→ **TASK TO COMPLETE**:
Extract all of the entries and set them down verbatim.

--- START ---

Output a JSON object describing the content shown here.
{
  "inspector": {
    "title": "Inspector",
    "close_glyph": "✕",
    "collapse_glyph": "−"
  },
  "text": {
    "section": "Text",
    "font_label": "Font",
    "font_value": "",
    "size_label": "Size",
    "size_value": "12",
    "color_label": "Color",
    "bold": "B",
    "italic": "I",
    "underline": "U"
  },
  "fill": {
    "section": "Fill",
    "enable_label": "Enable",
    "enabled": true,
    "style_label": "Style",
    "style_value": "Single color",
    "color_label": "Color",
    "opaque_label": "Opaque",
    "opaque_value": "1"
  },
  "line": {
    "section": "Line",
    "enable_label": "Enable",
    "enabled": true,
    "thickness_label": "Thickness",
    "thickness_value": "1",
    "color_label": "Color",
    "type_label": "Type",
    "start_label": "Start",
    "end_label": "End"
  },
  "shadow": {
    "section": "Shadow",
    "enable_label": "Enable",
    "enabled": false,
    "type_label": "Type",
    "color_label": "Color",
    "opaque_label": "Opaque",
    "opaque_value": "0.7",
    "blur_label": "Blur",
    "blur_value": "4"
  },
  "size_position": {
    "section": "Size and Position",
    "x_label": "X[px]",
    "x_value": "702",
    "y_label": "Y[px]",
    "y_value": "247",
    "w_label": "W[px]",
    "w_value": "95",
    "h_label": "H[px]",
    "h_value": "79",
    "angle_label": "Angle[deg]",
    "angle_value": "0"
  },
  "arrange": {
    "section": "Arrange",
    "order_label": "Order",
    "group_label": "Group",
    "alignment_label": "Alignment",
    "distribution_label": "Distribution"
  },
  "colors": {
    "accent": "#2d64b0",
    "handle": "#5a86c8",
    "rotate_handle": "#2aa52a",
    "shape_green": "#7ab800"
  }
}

--- END ---

→ **RESPONSE TO THIS TASK**:
Output a JSON object describing the content shown here.
{
  "inspector": {
    "title": "Inspector",
    "close_glyph": "✕",
    "collapse_glyph": "−"
  },
  "text": {
    "section": "Text",
    "font_label": "Font",
    "font_value": "",
    "size_label": "Size",
    "size_value": "12",
    "color_label": "Color",
    "bold": "B",
    "italic": "I",
    "underline": "U"
  },
  "fill": {
    "section": "Fill",
    "enable_label": "Enable",
    "enabled": true,
    "style_label": "Style",
    "style_value": "Single color",
    "color_label": "Color",
    "opaque_label": "Opaque",
    "opaque_value": "1"
  },
  "line": {
    "section": "Line",
    "enable_label": "Enable",
    "enabled": true,
    "thickness_label": "Thickness",
    "thickness_value": "1",
    "color_label": "Color",
    "type_label": "Type",
    "start_label": "Start",
    "end_label": "End"
  },
  "shadow": {
    "section": "Shadow",
    "enable_label": "Enable",
    "enabled": false,
    "type_label": "Type",
    "color_label": "Color",
    "opaque_label": "Opaque",
    "opaque_value": "0.7",
    "blur_label": "Blur",
    "blur_value": "4"
  },
  "size_position": {
    "section": "Size and Position",
    "x_label": "X[px]",
    "x_value": "702",
    "y_label": "Y[px]",
    "y_value": "247",
    "w_label": "W[px]",
    "w_value": "95",
    "h_label": "H[px]",
    "h_value": "79",
    "angle_label": "Angle[deg]",
    "angle_value": "0"
  },
  "arrange": {
    "section": "Arrange",
    "order_label": "Order",
    "group_label": "Group",
    "alignment_label": "Alignment",
    "distribution_label": "Distribution"
  },
  "colors": {
    "accent": "#2d64b0",
    "handle": "#5a86c8",
    "rotate_handle": "#2aa52a",
    "shape_green": "#7ab800"
  }
}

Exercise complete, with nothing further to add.